EXERCISE GOAL: Print the complete set of entries exactly.

DATA FOR THE TASK:
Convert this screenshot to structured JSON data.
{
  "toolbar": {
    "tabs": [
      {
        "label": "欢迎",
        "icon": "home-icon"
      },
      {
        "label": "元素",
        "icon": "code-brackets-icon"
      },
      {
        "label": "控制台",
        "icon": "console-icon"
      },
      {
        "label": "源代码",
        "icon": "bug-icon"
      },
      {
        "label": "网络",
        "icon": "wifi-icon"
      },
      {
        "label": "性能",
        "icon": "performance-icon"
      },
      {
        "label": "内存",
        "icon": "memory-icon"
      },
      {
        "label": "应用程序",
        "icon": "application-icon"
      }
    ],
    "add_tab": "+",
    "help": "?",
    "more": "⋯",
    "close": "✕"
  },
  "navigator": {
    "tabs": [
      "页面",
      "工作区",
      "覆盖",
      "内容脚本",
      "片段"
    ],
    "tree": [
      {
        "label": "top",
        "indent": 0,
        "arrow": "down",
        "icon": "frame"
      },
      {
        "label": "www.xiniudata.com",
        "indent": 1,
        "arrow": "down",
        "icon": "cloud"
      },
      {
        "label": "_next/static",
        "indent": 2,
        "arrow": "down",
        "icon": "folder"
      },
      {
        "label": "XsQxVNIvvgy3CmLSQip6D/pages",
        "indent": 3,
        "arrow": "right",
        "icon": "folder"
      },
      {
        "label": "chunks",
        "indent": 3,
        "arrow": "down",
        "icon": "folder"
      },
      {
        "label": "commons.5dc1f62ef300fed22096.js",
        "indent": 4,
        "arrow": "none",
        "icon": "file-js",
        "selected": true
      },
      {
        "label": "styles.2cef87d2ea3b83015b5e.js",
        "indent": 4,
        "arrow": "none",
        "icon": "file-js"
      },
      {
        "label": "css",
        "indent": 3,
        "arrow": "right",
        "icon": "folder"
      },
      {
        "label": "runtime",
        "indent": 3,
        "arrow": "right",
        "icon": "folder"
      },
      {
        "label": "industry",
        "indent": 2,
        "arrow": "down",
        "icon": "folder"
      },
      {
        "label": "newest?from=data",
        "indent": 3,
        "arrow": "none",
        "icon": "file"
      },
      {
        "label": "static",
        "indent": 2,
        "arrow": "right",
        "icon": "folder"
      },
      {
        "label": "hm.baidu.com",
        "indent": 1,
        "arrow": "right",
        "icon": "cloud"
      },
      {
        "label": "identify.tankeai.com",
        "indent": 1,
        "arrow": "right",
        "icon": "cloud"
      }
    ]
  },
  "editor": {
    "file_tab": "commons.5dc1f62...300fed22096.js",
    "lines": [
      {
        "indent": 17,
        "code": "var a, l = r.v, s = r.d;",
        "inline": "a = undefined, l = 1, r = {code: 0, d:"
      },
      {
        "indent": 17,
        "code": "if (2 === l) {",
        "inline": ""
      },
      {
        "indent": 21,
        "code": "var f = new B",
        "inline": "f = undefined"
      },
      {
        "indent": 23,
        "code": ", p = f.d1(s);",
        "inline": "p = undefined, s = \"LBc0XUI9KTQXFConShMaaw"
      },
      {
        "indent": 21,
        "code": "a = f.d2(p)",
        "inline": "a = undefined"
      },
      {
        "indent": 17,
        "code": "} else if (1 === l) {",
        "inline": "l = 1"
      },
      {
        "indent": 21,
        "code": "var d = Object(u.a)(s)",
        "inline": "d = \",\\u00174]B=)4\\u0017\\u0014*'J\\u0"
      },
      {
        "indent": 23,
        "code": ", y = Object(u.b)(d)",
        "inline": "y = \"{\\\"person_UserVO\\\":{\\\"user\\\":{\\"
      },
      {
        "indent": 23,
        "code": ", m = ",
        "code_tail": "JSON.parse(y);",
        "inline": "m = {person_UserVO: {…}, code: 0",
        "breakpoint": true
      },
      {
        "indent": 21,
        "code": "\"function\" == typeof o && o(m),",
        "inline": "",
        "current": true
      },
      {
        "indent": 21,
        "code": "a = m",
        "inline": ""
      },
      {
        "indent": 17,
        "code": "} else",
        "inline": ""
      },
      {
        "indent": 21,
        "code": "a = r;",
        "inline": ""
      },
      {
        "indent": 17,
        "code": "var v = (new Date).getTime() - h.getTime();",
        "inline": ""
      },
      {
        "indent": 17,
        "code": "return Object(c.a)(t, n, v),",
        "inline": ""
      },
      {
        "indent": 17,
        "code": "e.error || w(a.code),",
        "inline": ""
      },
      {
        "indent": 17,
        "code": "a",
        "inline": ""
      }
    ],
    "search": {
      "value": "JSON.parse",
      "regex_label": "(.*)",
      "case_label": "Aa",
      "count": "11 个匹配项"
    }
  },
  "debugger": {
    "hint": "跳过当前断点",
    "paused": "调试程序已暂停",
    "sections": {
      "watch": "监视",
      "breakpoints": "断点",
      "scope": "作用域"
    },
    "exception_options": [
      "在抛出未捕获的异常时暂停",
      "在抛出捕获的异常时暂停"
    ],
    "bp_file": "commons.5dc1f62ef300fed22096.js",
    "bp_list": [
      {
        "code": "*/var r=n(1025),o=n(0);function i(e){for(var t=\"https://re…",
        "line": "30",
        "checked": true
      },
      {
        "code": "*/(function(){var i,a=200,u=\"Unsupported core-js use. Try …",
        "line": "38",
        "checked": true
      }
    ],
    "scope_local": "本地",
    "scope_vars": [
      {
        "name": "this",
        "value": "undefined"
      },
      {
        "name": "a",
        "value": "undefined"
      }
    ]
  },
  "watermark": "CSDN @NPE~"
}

EXERCISE RESPONSE:
Convert this screenshot to structured JSON data.
{
  "toolbar": {
    "tabs": [
      {
        "label": "欢迎",
        "icon": "home-icon"
      },
      {
        "label": "元素",
        "icon": "code-brackets-icon"
      },
      {
        "label": "控制台",
        "icon": "console-icon"
      },
      {
        "label": "源代码",
        "icon": "bug-icon"
      },
      {
        "label": "网络",
        "icon": "wifi-icon"
      },
      {
        "label": "性能",
        "icon": "performance-icon"
      },
      {
        "label": "内存",
        "icon": "memory-icon"
      },
      {
        "label": "应用程序",
        "icon": "application-icon"
      }
    ],
    "add_tab": "+",
    "help": "?",
    "more": "⋯",
    "close": "✕"
  },
  "navigator": {
    "tabs": [
      "页面",
      "工作区",
      "覆盖",
      "内容脚本",
      "片段"
    ],
    "tree": [
      {
        "label": "top",
        "indent": 0,
        "arrow": "down",
        "icon": "frame"
      },
      {
        "label": "www.xiniudata.com",
        "indent": 1,
        "arrow": "down",
        "icon": "cloud"
      },
      {
        "label": "_next/static",
        "indent": 2,
        "arrow": "down",
        "icon": "folder"
      },
      {
        "label": "XsQxVNIvvgy3CmLSQip6D/pages",
        "indent": 3,
        "arrow": "right",
        "icon": "folder"
      },
      {
        "label": "chunks",
        "indent": 3,
        "arrow": "down",
        "icon": "folder"
      },
      {
        "label": "commons.5dc1f62ef300fed22096.js",
        "indent": 4,
        "arrow": "none",
        "icon": "file-js",
        "selected": true
      },
      {
        "label": "styles.2cef87d2ea3b83015b5e.js",
        "indent": 4,
        "arrow": "none",
        "icon": "file-js"
      },
      {
        "label": "css",
        "indent": 3,
        "arrow": "right",
        "icon": "folder"
      },
      {
        "label": "runtime",
        "indent": 3,
        "arrow": "right",
        "icon": "folder"
      },
      {
        "label": "industry",
        "indent": 2,
        "arrow": "down",
        "icon": "folder"
      },
      {
        "label": "newest?from=data",
        "indent": 3,
        "arrow": "none",
        "icon": "file"
      },
      {
        "label": "static",
        "indent": 2,
        "arrow": "right",
        "icon": "folder"
      },
      {
        "label": "hm.baidu.com",
        "indent": 1,
        "arrow": "right",
        "icon": "cloud"
      },
      {
        "label": "identify.tankeai.com",
        "indent": 1,
        "arrow": "right",
        "icon": "cloud"
      }
    ]
  },
  "editor": {
    "file_tab": "commons.5dc1f62...300fed22096.js",
    "lines": [
      {
        "indent": 17,
        "code": "var a, l = r.v, s = r.d;",
        "inline": "a = undefined, l = 1, r = {code: 0, d:"
      },
      {
        "indent": 17,
        "code": "if (2 === l) {",
        "inline": ""
      },
      {
        "indent": 21,
        "code": "var f = new B",
        "inline": "f = undefined"
      },
      {
        "indent": 23,
        "code": ", p = f.d1(s);",
        "inline": "p = undefined, s = \"LBc0XUI9KTQXFConShMaaw"
      },
      {
        "indent": 21,
        "code": "a = f.d2(p)",
        "inline": "a = undefined"
      },
      {
        "indent": 17,
        "code": "} else if (1 === l) {",
        "inline": "l = 1"
      },
      {
        "indent": 21,
        "code": "var d = Object(u.a)(s)",
        "inline": "d = \",\\u00174]B=)4\\u0017\\u0014*'J\\u0"
      },
      {
        "indent": 23,
        "code": ", y = Object(u.b)(d)",
        "inline": "y = \"{\\\"person_UserVO\\\":{\\\"user\\\":{\\"
      },
      {
        "indent": 23,
        "code": ", m = ",
        "code_tail": "JSON.parse(y);",
        "inline": "m = {person_UserVO: {…}, code: 0",
        "breakpoint": true
      },
      {
        "indent": 21,
        "code": "\"function\" == typeof o && o(m),",
        "inline": "",
        "current": true
      },
      {
        "indent": 21,
        "code": "a = m",
        "inline": ""
      },
      {
        "indent": 17,
        "code": "} else",
        "inline": ""
      },
      {
        "indent": 21,
        "code": "a = r;",
        "inline": ""
      },
      {
        "indent": 17,
        "code": "var v = (new Date).getTime() - h.getTime();",
        "inline": ""
      },
      {
        "indent": 17,
        "code": "return Object(c.a)(t, n, v),",
        "inline": ""
      },
      {
        "indent": 17,
        "code": "e.error || w(a.code),",
        "inline": ""
      },
      {
        "indent": 17,
        "code": "a",
        "inline": ""
      }
    ],
    "search": {
      "value": "JSON.parse",
      "regex_label": "(.*)",
      "case_label": "Aa",
      "count": "11 个匹配项"
    }
  },
  "debugger": {
    "hint": "跳过当前断点",
    "paused": "调试程序已暂停",
    "sections": {
      "watch": "监视",
      "breakpoints": "断点",
      "scope": "作用域"
    },
    "exception_options": [
      "在抛出未捕获的异常时暂停",
      "在抛出捕获的异常时暂停"
    ],
    "bp_file": "commons.5dc1f62ef300fed22096.js",
    "bp_list": [
      {
        "code": "*/var r=n(1025),o=n(0);function i(e){for(var t=\"https://re…",
        "line": "30",
        "checked": true
      },
      {
        "code": "*/(function(){var i,a=200,u=\"Unsupported core-js use. Try …",
        "line": "38",
        "checked": true
      }
    ],
    "scope_local": "本地",
    "scope_vars": [
      {
        "name": "this",
        "value": "undefined"
      },
      {
        "name": "a",
        "value": "undefined"
      }
    ]
  },
  "watermark": "CSDN @NPE~"
}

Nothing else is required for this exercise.